Reproduce all the lines exactly as they stand, apart from the pictures.
### Source records
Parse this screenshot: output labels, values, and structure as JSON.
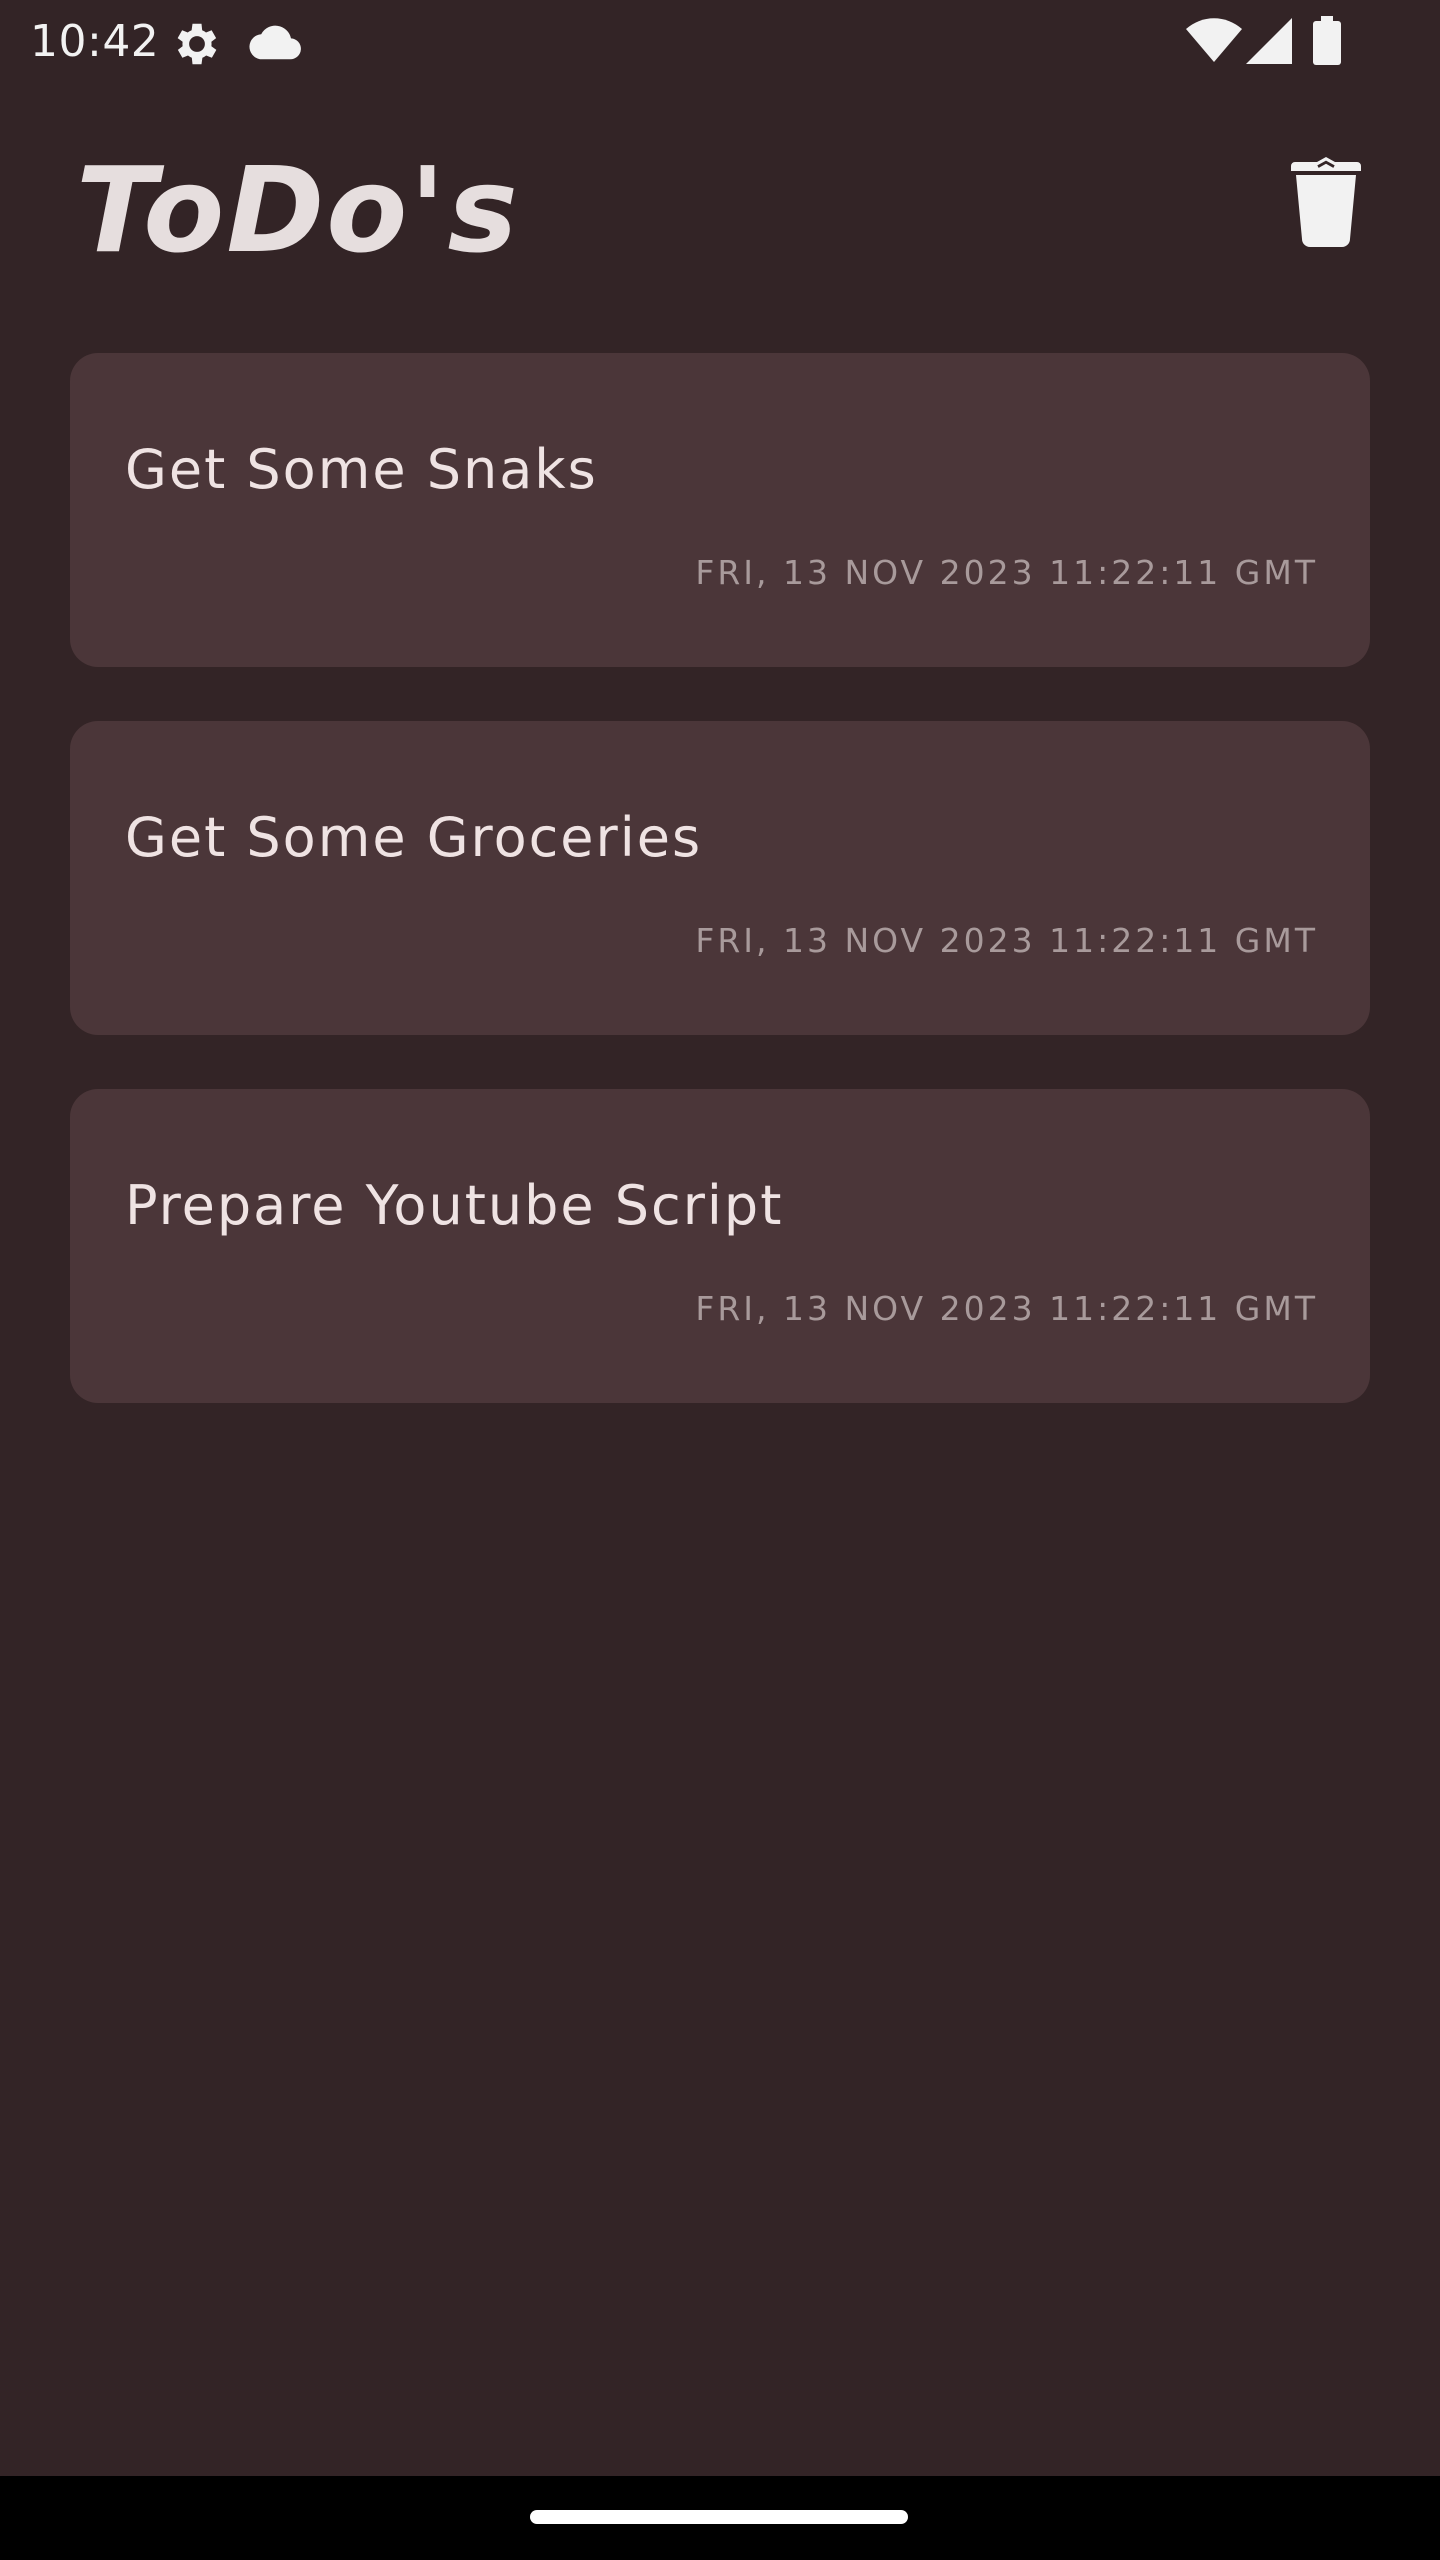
{
  "status_bar": {
    "time": "10:42",
    "icons": [
      "settings-gear-icon",
      "cloud-icon",
      "wifi-icon",
      "cellular-signal-icon",
      "battery-icon"
    ]
  },
  "header": {
    "title": "ToDo's",
    "delete_icon": "trash-can-icon"
  },
  "todos": [
    {
      "title": "Get Some Snaks",
      "date": "FRI, 13 NOV 2023 11:22:11 GMT"
    },
    {
      "title": "Get Some Groceries",
      "date": "FRI, 13 NOV 2023 11:22:11 GMT"
    },
    {
      "title": "Prepare Youtube Script",
      "date": "FRI, 13 NOV 2023 11:22:11 GMT"
    }
  ],
  "colors": {
    "background": "#332426",
    "card": "#4b3639",
    "title_text": "#e6dede",
    "item_text": "#efe3e3",
    "date_text": "#a89a9b",
    "nav_bar": "#000000"
  }
}
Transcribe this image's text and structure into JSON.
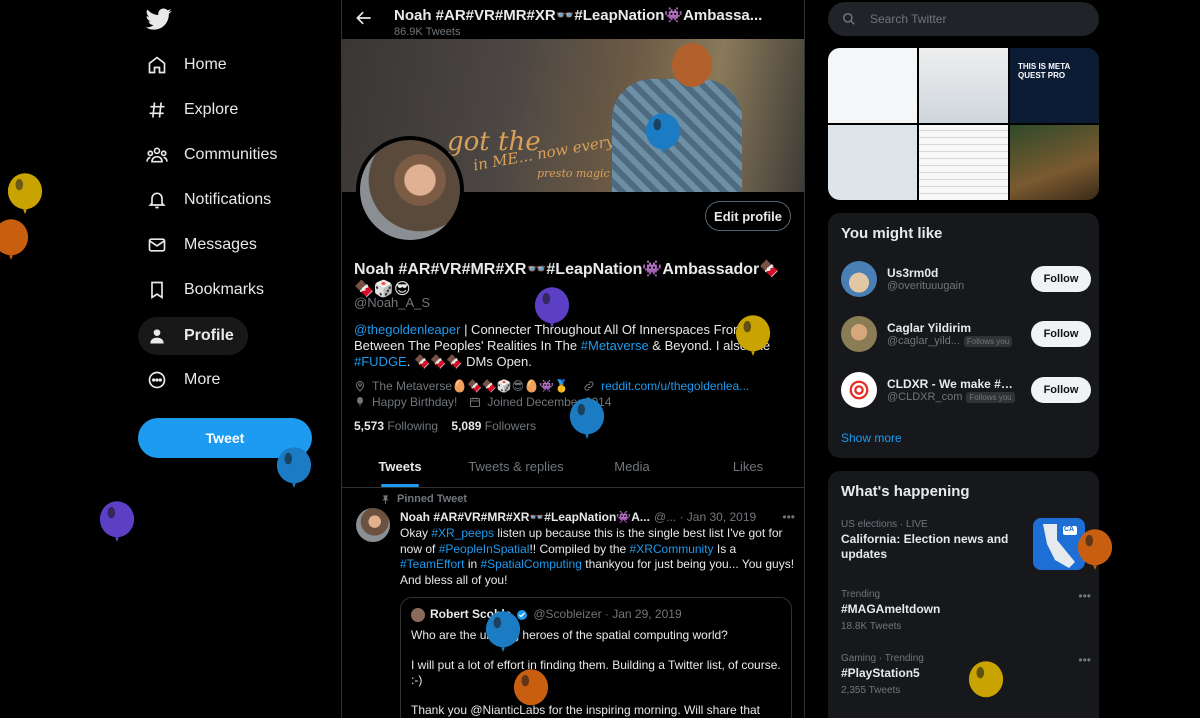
{
  "nav": {
    "items": [
      {
        "label": "Home",
        "icon": "home-icon"
      },
      {
        "label": "Explore",
        "icon": "hashtag-icon"
      },
      {
        "label": "Communities",
        "icon": "communities-icon"
      },
      {
        "label": "Notifications",
        "icon": "bell-icon"
      },
      {
        "label": "Messages",
        "icon": "envelope-icon"
      },
      {
        "label": "Bookmarks",
        "icon": "bookmark-icon"
      },
      {
        "label": "Profile",
        "icon": "person-icon"
      },
      {
        "label": "More",
        "icon": "more-circle-icon"
      }
    ],
    "tweet_label": "Tweet"
  },
  "profile": {
    "header_title": "Noah #AR#VR#MR#XR👓#LeapNation👾Ambassa...",
    "header_sub": "86.9K Tweets",
    "edit_label": "Edit profile",
    "name": "Noah #AR#VR#MR#XR👓#LeapNation👾Ambassador🍫🍫🎲😎",
    "handle": "@Noah_A_S",
    "bio_mention": "@thegoldenleaper",
    "bio_text_1": " | Connecter Throughout All Of Innerspaces From Between The Peoples' Realities In The ",
    "bio_tag_1": "#Metaverse",
    "bio_text_2": " & Beyond. I also like ",
    "bio_tag_2": "#FUDGE",
    "bio_text_3": ". 🍫🍫🍫 DMs Open.",
    "location": "The Metaverse🥚🍫🍫🎲😎🥚👾🥇",
    "url": "reddit.com/u/thegoldenlea...",
    "birthday": "Happy Birthday!",
    "joined": "Joined December 2014",
    "following_count": "5,573",
    "following_label": "Following",
    "followers_count": "5,089",
    "followers_label": "Followers",
    "tabs": [
      "Tweets",
      "Tweets & replies",
      "Media",
      "Likes"
    ],
    "banner_text_1": "got the",
    "banner_text_2": "in ME... now everybody",
    "banner_text_3": "presto magic"
  },
  "pinned": {
    "label": "Pinned Tweet",
    "author": "Noah #AR#VR#MR#XR👓#LeapNation👾A...",
    "meta": "@... · Jan 30, 2019",
    "text_1": "Okay ",
    "tag_1": "#XR_peeps",
    "text_2": " listen up because this is the single best list I've got for now of ",
    "tag_2": "#PeopleInSpatial",
    "text_3": "!! Compiled by the ",
    "tag_3": "#XRCommunity",
    "text_4": " Is a ",
    "tag_4": "#TeamEffort",
    "text_5": " in ",
    "tag_5": "#SpatialComputing",
    "text_6": " thankyou for just being you... You guys! And bless all of you!",
    "quote": {
      "author": "Robert Scoble",
      "meta": "@Scobleizer · Jan 29, 2019",
      "line_1": "Who are the unsung heroes of the spatial computing world?",
      "line_2": "I will put a lot of effort in finding them. Building a Twitter list, of course. :-)",
      "line_3": "Thank you @NianticLabs for the inspiring morning. Will share that with"
    }
  },
  "right": {
    "search_placeholder": "Search Twitter",
    "media_caption": "THIS IS META QUEST PRO",
    "wtf_title": "You might like",
    "suggestions": [
      {
        "name": "Us3rm0d",
        "handle": "@overituuugain",
        "follows_you": "",
        "color": "#4a7fb5"
      },
      {
        "name": "Caglar Yildirim",
        "handle": "@caglar_yild...",
        "follows_you": "Follows you",
        "color": "#8a7d55"
      },
      {
        "name": "CLDXR - We make #X...",
        "handle": "@CLDXR_com",
        "follows_you": "Follows you",
        "color": "#ffffff"
      }
    ],
    "follow_label": "Follow",
    "show_more": "Show more",
    "trends_title": "What's happening",
    "trends": [
      {
        "context": "US elections · LIVE",
        "title": "California: Election news and updates",
        "count": ""
      },
      {
        "context": "Trending",
        "title": "#MAGAmeltdown",
        "count": "18.8K Tweets"
      },
      {
        "context": "Gaming · Trending",
        "title": "#PlayStation5",
        "count": "2,355 Tweets"
      }
    ],
    "trend_badge": "CA"
  },
  "colors": {
    "accent": "#1d9bf0",
    "background": "#000000",
    "card": "#16181c"
  }
}
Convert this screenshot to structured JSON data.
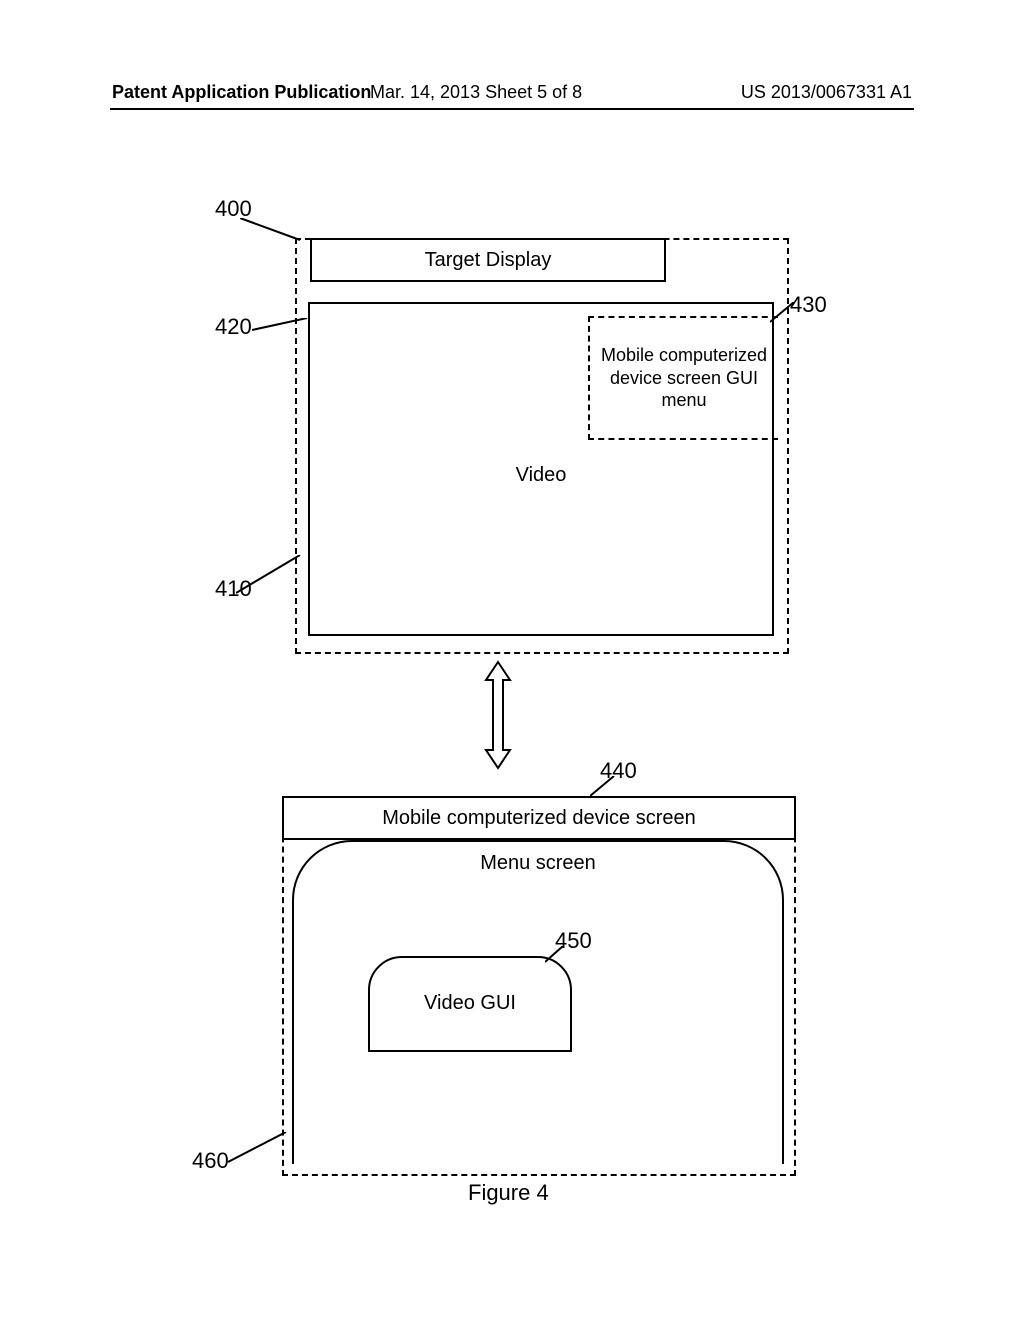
{
  "header": {
    "left": "Patent Application Publication",
    "mid": "Mar. 14, 2013  Sheet 5 of 8",
    "right": "US 2013/0067331 A1"
  },
  "refs": {
    "r400": "400",
    "r410": "410",
    "r420": "420",
    "r430": "430",
    "r440": "440",
    "r450": "450",
    "r460": "460"
  },
  "labels": {
    "target_display": "Target Display",
    "mobile_gui_menu": "Mobile computerized device screen GUI menu",
    "video": "Video",
    "mobile_screen": "Mobile computerized device  screen",
    "menu_screen": "Menu screen",
    "video_gui": "Video GUI",
    "figure": "Figure 4"
  }
}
######
### Problem solution
Parse this screenshot: output labels, values, and structure as JSON.
{
  "status_bar": {
    "time": "10:42",
    "icons": [
      "settings-gear-icon",
      "cloud-icon",
      "wifi-icon",
      "cellular-signal-icon",
      "battery-icon"
    ]
  },
  "header": {
    "title": "ToDo's",
    "delete_icon": "trash-can-icon"
  },
  "todos": [
    {
      "title": "Get Some Snaks",
      "date": "FRI, 13 NOV 2023 11:22:11 GMT"
    },
    {
      "title": "Get Some Groceries",
      "date": "FRI, 13 NOV 2023 11:22:11 GMT"
    },
    {
      "title": "Prepare Youtube Script",
      "date": "FRI, 13 NOV 2023 11:22:11 GMT"
    }
  ],
  "colors": {
    "background": "#332426",
    "card": "#4b3639",
    "title_text": "#e6dede",
    "item_text": "#efe3e3",
    "date_text": "#a89a9b",
    "nav_bar": "#000000"
  }
}
Transcribe this image's text and structure into JSON.
{
  "nav": {
    "items": [
      {
        "label": "Home",
        "icon": "home-icon"
      },
      {
        "label": "Explore",
        "icon": "hashtag-icon"
      },
      {
        "label": "Communities",
        "icon": "communities-icon"
      },
      {
        "label": "Notifications",
        "icon": "bell-icon"
      },
      {
        "label": "Messages",
        "icon": "envelope-icon"
      },
      {
        "label": "Bookmarks",
        "icon": "bookmark-icon"
      },
      {
        "label": "Profile",
        "icon": "person-icon"
      },
      {
        "label": "More",
        "icon": "more-circle-icon"
      }
    ],
    "tweet_label": "Tweet"
  },
  "profile": {
    "header_title": "Noah #AR#VR#MR#XR👓#LeapNation👾Ambassa...",
    "header_sub": "86.9K Tweets",
    "edit_label": "Edit profile",
    "name": "Noah #AR#VR#MR#XR👓#LeapNation👾Ambassador🍫🍫🎲😎",
    "handle": "@Noah_A_S",
    "bio_mention": "@thegoldenleaper",
    "bio_text_1": " | Connecter Throughout All Of Innerspaces From Between The Peoples' Realities In The ",
    "bio_tag_1": "#Metaverse",
    "bio_text_2": " & Beyond. I also like ",
    "bio_tag_2": "#FUDGE",
    "bio_text_3": ". 🍫🍫🍫 DMs Open.",
    "location": "The Metaverse🥚🍫🍫🎲😎🥚👾🥇",
    "url": "reddit.com/u/thegoldenlea...",
    "birthday": "Happy Birthday!",
    "joined": "Joined December 2014",
    "following_count": "5,573",
    "following_label": "Following",
    "followers_count": "5,089",
    "followers_label": "Followers",
    "tabs": [
      "Tweets",
      "Tweets & replies",
      "Media",
      "Likes"
    ],
    "banner_text_1": "got the",
    "banner_text_2": "in ME... now everybody",
    "banner_text_3": "presto magic"
  },
  "pinned": {
    "label": "Pinned Tweet",
    "author": "Noah #AR#VR#MR#XR👓#LeapNation👾A...",
    "meta": "@... · Jan 30, 2019",
    "text_1": "Okay ",
    "tag_1": "#XR_peeps",
    "text_2": " listen up because this is the single best list I've got for now of ",
    "tag_2": "#PeopleInSpatial",
    "text_3": "!! Compiled by the ",
    "tag_3": "#XRCommunity",
    "text_4": " Is a ",
    "tag_4": "#TeamEffort",
    "text_5": " in ",
    "tag_5": "#SpatialComputing",
    "text_6": " thankyou for just being you... You guys! And bless all of you!",
    "quote": {
      "author": "Robert Scoble",
      "meta": "@Scobleizer · Jan 29, 2019",
      "line_1": "Who are the unsung heroes of the spatial computing world?",
      "line_2": "I will put a lot of effort in finding them. Building a Twitter list, of course. :-)",
      "line_3": "Thank you @NianticLabs for the inspiring morning. Will share that with"
    }
  },
  "right": {
    "search_placeholder": "Search Twitter",
    "media_caption": "THIS IS META QUEST PRO",
    "wtf_title": "You might like",
    "suggestions": [
      {
        "name": "Us3rm0d",
        "handle": "@overituuugain",
        "follows_you": "",
        "color": "#4a7fb5"
      },
      {
        "name": "Caglar Yildirim",
        "handle": "@caglar_yild...",
        "follows_you": "Follows you",
        "color": "#8a7d55"
      },
      {
        "name": "CLDXR - We make #X...",
        "handle": "@CLDXR_com",
        "follows_you": "Follows you",
        "color": "#ffffff"
      }
    ],
    "follow_label": "Follow",
    "show_more": "Show more",
    "trends_title": "What's happening",
    "trends": [
      {
        "context": "US elections · LIVE",
        "title": "California: Election news and updates",
        "count": ""
      },
      {
        "context": "Trending",
        "title": "#MAGAmeltdown",
        "count": "18.8K Tweets"
      },
      {
        "context": "Gaming · Trending",
        "title": "#PlayStation5",
        "count": "2,355 Tweets"
      }
    ],
    "trend_badge": "CA"
  },
  "colors": {
    "accent": "#1d9bf0",
    "background": "#000000",
    "card": "#16181c"
  }
}
Convert this screenshot to structured JSON data.
{
  "header": {
    "left": "Patent Application Publication",
    "mid": "Mar. 14, 2013  Sheet 5 of 8",
    "right": "US 2013/0067331 A1"
  },
  "refs": {
    "r400": "400",
    "r410": "410",
    "r420": "420",
    "r430": "430",
    "r440": "440",
    "r450": "450",
    "r460": "460"
  },
  "labels": {
    "target_display": "Target Display",
    "mobile_gui_menu": "Mobile computerized device screen GUI menu",
    "video": "Video",
    "mobile_screen": "Mobile computerized device  screen",
    "menu_screen": "Menu screen",
    "video_gui": "Video GUI",
    "figure": "Figure 4"
  }
}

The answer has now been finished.